** START Material for this exercise **
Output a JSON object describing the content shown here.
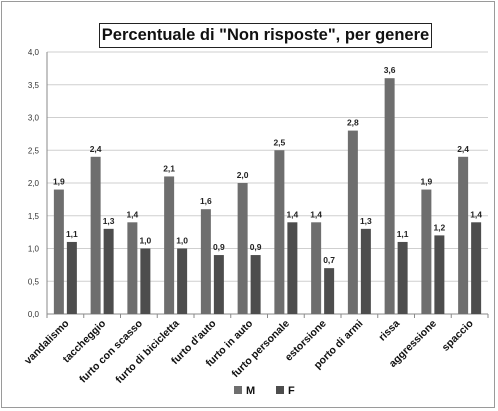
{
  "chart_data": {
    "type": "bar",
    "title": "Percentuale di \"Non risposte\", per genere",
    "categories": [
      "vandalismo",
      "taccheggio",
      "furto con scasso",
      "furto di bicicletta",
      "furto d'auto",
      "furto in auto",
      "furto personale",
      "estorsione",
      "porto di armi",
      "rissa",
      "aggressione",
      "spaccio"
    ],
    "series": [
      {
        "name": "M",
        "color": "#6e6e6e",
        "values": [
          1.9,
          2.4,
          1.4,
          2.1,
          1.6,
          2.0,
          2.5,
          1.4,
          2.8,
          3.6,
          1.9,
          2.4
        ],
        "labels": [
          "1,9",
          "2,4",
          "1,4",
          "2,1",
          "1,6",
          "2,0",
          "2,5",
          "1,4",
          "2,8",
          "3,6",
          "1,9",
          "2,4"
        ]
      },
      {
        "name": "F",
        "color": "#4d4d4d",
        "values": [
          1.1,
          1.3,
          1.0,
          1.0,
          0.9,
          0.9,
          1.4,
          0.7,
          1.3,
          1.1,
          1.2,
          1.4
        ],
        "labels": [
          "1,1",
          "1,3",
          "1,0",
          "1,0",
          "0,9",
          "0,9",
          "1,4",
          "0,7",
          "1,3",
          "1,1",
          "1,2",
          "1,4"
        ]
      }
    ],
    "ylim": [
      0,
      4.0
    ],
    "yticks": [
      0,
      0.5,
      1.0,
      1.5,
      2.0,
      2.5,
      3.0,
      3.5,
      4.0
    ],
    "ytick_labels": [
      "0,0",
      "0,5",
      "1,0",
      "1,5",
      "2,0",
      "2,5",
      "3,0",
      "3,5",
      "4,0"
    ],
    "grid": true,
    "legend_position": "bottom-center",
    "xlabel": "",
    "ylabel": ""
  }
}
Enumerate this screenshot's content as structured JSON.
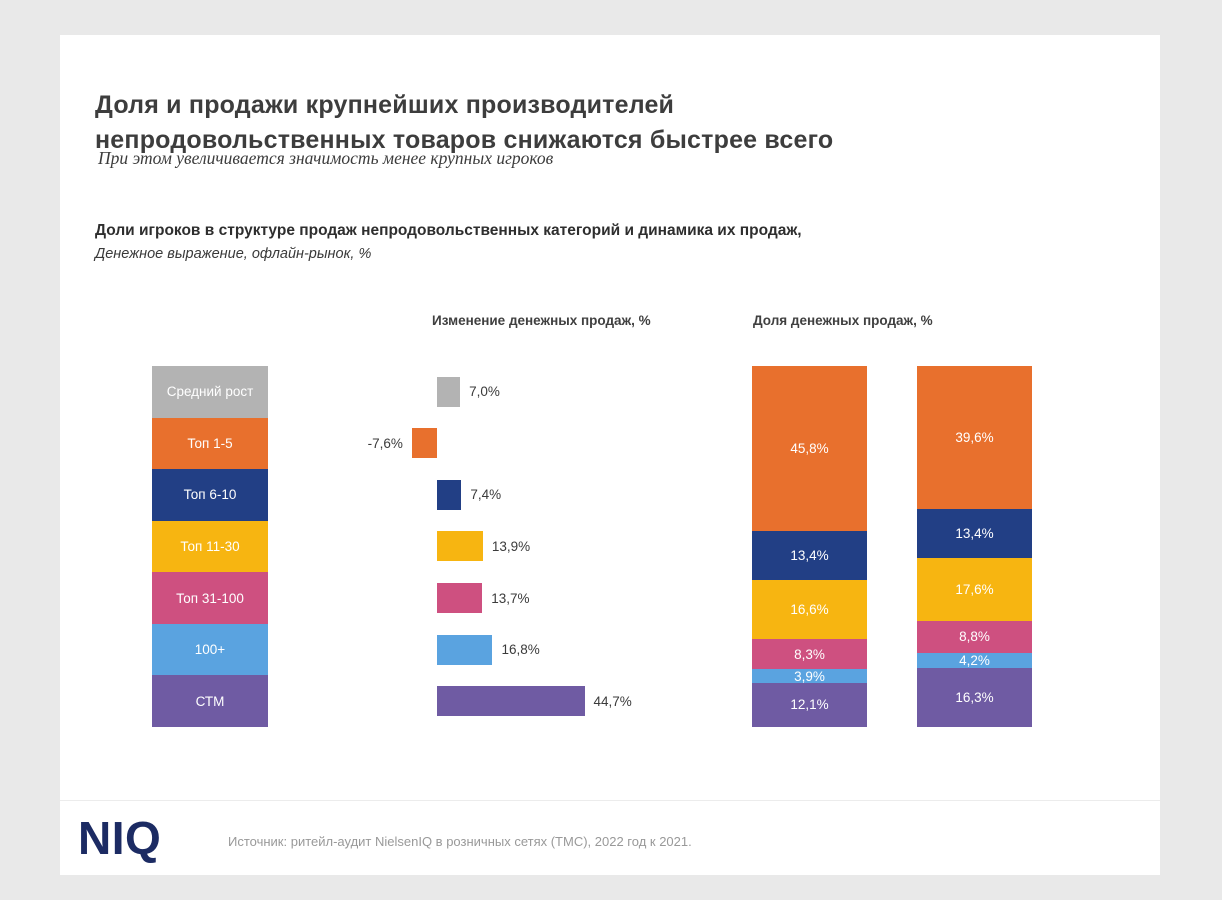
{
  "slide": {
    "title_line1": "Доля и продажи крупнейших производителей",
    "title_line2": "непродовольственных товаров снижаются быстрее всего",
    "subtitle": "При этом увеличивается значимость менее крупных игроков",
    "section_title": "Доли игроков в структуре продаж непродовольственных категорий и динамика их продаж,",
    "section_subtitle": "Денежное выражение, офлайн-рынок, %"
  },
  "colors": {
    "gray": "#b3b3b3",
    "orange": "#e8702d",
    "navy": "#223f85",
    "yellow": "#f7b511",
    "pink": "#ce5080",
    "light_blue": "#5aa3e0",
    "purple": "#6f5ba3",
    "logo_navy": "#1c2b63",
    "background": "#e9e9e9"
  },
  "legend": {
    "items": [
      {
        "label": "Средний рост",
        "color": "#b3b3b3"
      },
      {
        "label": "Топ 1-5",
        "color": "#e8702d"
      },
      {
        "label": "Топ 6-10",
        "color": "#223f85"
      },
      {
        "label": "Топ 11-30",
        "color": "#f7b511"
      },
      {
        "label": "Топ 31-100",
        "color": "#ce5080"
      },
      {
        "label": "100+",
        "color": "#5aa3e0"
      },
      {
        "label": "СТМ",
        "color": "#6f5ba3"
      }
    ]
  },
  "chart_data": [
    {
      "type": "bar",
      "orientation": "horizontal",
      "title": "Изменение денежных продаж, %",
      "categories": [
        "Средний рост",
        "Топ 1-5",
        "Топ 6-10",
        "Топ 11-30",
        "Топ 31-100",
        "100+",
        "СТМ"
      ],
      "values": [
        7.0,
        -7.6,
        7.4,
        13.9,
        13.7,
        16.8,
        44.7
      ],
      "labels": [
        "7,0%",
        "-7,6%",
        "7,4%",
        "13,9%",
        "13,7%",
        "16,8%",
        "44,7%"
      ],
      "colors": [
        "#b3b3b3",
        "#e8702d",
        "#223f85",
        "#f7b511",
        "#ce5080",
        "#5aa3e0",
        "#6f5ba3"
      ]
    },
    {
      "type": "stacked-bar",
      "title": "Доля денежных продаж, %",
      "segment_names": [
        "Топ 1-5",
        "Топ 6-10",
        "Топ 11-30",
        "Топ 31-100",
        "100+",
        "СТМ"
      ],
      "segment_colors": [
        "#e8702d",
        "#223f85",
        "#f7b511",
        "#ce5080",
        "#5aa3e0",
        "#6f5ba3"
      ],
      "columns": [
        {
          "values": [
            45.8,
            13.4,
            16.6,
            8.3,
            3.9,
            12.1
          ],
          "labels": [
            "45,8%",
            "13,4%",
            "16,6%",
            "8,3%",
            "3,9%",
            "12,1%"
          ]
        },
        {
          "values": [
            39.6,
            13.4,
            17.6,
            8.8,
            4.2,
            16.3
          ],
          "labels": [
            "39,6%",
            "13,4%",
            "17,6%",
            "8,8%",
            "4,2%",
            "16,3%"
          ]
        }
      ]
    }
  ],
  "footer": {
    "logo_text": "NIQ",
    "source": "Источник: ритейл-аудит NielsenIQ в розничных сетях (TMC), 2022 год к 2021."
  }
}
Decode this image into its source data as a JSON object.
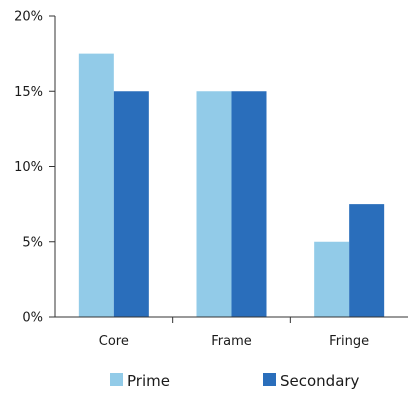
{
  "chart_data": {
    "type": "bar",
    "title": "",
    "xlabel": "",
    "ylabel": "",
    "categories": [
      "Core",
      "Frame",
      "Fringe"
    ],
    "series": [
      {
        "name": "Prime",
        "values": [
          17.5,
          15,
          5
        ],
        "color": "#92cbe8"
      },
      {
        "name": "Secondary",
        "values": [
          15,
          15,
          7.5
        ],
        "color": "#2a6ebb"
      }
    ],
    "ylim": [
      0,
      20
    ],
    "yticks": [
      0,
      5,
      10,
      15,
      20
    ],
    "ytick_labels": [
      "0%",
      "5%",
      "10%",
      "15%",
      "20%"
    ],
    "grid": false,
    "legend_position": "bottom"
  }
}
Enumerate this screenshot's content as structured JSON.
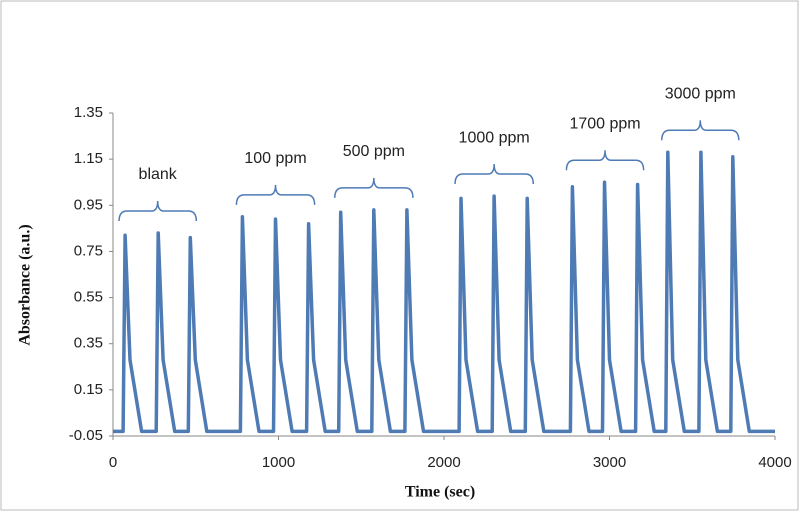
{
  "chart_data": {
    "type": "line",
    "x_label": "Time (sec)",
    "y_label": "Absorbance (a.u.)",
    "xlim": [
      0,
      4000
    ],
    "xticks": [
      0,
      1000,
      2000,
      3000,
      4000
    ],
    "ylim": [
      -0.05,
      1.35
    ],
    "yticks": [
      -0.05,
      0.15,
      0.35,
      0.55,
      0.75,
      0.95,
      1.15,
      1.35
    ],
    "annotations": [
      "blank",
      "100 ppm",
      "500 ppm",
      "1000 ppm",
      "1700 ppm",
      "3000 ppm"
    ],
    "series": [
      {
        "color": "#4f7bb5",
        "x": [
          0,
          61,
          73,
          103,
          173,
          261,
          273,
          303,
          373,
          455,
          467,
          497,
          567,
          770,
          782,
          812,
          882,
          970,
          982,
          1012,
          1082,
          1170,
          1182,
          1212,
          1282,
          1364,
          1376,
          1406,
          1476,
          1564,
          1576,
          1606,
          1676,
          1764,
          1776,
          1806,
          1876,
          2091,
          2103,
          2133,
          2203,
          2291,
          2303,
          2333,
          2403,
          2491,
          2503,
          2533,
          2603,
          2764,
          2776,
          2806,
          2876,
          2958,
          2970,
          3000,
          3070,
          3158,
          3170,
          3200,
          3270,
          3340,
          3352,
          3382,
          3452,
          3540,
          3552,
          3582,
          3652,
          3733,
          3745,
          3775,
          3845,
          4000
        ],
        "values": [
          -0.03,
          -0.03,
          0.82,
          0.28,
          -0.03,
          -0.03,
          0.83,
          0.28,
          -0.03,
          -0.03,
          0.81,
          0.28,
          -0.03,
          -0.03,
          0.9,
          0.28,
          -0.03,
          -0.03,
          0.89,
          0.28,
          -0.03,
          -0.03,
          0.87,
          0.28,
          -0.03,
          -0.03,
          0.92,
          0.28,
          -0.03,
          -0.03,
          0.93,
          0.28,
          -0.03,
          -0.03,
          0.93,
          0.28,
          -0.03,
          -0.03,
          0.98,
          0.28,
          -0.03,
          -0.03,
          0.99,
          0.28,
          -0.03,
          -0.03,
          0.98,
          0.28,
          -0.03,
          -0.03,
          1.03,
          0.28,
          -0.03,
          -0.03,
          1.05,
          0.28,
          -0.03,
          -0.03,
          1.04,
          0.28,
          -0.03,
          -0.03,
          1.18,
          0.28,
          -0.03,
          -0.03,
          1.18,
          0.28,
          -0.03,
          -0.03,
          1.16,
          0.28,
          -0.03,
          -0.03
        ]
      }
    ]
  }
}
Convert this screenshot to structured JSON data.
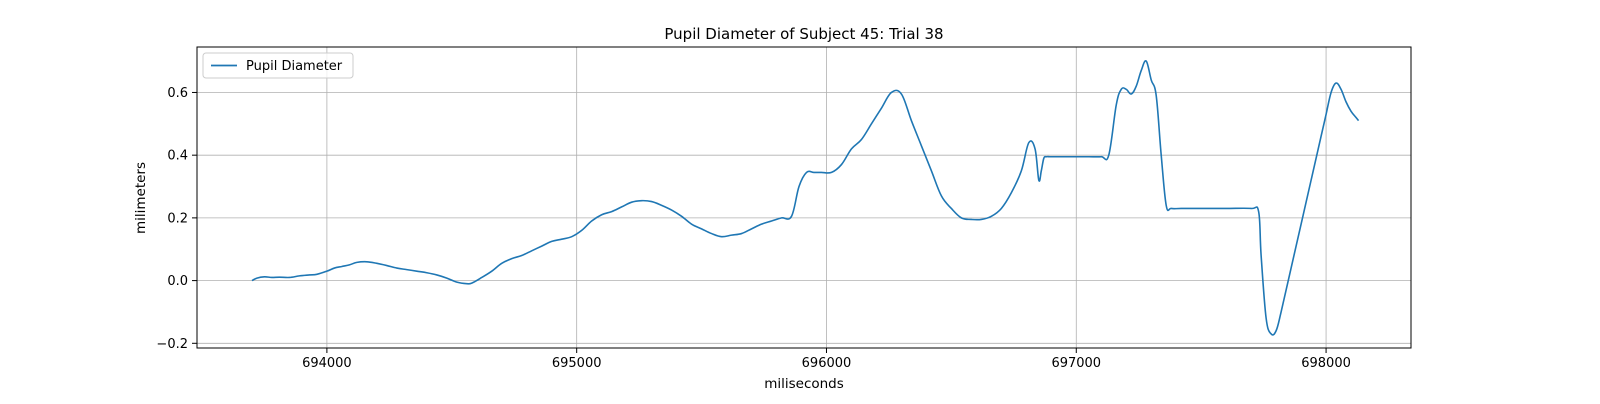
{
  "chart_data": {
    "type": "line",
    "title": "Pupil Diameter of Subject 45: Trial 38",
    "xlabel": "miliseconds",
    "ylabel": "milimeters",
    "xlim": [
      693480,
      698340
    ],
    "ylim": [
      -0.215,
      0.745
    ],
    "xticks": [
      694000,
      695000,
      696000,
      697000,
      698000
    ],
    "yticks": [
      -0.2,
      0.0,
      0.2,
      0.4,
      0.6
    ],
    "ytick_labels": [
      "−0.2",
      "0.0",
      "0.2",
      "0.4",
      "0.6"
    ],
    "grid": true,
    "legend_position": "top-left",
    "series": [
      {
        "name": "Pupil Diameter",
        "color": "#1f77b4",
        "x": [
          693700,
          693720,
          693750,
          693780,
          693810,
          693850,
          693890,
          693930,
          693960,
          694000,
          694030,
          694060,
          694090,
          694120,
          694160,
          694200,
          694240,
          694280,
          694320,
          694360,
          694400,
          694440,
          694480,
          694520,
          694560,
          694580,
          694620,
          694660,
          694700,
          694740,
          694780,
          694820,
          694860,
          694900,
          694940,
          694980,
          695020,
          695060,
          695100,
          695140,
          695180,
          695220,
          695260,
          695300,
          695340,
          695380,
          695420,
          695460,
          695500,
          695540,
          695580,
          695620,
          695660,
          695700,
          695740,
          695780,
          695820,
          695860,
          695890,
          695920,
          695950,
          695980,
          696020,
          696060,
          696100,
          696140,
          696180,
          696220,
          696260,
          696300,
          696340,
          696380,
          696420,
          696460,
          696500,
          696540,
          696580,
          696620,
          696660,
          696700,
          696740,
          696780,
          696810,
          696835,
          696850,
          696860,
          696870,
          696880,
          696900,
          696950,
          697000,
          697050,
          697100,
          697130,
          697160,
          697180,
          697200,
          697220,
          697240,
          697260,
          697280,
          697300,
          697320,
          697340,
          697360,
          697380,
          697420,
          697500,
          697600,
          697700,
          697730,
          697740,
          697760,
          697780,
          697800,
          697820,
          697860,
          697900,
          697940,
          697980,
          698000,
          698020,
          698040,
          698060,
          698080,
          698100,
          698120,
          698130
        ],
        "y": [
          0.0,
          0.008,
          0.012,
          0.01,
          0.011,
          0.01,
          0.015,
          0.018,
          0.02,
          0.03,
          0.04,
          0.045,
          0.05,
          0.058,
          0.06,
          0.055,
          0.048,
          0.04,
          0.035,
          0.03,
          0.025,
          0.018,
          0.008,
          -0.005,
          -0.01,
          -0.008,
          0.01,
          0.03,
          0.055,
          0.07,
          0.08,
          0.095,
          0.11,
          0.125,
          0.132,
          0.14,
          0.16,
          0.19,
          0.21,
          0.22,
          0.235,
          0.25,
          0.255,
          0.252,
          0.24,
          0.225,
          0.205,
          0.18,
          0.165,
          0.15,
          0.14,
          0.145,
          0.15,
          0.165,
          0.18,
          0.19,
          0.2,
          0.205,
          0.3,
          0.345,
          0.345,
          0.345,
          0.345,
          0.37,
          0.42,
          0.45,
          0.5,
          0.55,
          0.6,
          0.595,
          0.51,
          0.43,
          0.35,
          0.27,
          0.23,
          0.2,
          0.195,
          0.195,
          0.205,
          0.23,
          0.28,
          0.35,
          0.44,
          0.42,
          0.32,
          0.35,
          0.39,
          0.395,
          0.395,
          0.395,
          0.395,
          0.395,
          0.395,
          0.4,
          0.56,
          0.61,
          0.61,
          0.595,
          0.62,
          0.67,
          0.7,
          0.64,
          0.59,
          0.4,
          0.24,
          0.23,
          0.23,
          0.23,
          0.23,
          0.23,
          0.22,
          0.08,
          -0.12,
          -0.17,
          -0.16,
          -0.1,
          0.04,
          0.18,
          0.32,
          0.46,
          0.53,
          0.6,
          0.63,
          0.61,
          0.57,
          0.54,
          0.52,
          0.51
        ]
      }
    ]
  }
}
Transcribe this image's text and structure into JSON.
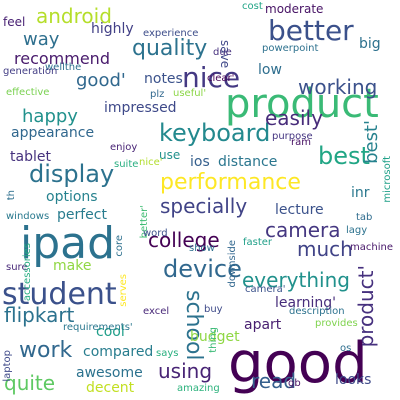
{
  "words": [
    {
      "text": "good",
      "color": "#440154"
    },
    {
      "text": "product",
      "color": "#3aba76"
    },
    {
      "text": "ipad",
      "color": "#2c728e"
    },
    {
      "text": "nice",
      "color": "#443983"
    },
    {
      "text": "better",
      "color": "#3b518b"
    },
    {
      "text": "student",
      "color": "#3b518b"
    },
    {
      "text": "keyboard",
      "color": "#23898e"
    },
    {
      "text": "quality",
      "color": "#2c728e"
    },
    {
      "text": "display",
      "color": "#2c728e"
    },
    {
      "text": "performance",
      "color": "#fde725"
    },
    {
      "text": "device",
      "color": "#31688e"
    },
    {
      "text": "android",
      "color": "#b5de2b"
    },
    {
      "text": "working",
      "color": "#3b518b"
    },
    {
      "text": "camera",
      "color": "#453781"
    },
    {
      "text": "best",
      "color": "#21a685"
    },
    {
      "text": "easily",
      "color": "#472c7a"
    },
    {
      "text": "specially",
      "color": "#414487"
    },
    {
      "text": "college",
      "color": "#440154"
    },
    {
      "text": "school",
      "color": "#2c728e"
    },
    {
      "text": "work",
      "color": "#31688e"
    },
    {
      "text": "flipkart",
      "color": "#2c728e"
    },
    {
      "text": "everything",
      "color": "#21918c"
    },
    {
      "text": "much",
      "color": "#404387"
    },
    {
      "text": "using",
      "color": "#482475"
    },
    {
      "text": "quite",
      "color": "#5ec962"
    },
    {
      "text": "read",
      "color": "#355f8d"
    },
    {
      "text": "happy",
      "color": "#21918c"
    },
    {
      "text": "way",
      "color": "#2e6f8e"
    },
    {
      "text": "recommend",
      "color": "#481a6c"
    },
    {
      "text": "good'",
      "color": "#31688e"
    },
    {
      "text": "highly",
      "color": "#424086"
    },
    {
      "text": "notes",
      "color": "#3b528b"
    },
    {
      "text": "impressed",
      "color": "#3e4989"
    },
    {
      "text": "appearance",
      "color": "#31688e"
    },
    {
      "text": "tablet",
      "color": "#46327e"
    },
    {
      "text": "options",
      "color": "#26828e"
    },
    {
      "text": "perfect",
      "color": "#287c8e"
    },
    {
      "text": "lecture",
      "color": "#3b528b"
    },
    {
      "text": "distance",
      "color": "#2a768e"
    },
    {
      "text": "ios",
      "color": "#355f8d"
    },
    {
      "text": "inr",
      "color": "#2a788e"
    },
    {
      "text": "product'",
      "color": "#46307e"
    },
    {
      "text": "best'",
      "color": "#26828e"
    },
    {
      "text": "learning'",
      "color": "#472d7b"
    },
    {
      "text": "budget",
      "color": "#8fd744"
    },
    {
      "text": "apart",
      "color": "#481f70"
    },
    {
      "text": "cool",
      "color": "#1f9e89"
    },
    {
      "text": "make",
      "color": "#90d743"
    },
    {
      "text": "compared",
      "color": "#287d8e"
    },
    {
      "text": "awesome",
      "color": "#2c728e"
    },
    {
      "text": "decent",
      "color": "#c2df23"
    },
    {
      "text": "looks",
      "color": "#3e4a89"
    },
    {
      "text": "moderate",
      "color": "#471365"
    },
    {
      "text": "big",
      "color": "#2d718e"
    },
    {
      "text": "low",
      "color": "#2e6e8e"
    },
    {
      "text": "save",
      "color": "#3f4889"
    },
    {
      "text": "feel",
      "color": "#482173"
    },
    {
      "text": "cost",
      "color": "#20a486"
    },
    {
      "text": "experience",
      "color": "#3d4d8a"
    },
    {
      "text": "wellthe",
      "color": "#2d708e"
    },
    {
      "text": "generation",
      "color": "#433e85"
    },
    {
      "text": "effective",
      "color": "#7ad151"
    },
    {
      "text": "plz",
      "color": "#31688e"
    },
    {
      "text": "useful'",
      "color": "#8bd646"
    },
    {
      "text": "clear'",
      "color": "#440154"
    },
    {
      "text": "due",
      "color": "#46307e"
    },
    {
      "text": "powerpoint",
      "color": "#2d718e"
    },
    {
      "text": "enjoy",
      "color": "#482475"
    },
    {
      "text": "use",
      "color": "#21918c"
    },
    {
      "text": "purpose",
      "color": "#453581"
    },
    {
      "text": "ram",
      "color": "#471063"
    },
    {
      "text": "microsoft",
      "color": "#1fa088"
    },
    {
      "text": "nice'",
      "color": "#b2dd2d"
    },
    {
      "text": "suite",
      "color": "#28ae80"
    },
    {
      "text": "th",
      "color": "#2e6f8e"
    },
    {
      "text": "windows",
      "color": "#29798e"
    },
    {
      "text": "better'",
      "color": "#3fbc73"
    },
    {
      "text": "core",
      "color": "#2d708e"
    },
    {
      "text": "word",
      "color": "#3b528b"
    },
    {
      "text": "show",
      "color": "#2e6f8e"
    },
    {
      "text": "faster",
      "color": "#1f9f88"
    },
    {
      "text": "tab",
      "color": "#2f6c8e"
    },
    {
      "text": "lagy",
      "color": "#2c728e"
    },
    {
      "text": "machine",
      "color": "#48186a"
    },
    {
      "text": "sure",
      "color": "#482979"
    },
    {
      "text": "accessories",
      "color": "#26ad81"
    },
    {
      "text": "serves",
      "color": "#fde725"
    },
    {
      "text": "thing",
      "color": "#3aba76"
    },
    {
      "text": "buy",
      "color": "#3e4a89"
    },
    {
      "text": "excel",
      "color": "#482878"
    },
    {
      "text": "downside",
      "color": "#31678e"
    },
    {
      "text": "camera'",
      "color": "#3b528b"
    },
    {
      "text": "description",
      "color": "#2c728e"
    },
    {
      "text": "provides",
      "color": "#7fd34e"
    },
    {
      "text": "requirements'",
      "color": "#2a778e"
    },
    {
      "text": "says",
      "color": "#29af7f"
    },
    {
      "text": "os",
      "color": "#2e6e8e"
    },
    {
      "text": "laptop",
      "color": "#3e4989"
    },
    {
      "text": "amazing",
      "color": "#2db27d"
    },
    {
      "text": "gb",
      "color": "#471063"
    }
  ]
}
** END Material for this exercise **
Task requirements => From the entries above, return each line with the word "денежных" in it.

Solution =>
      "title": "Изменение денежных продаж, %",
      "title": "Доля денежных продаж, %",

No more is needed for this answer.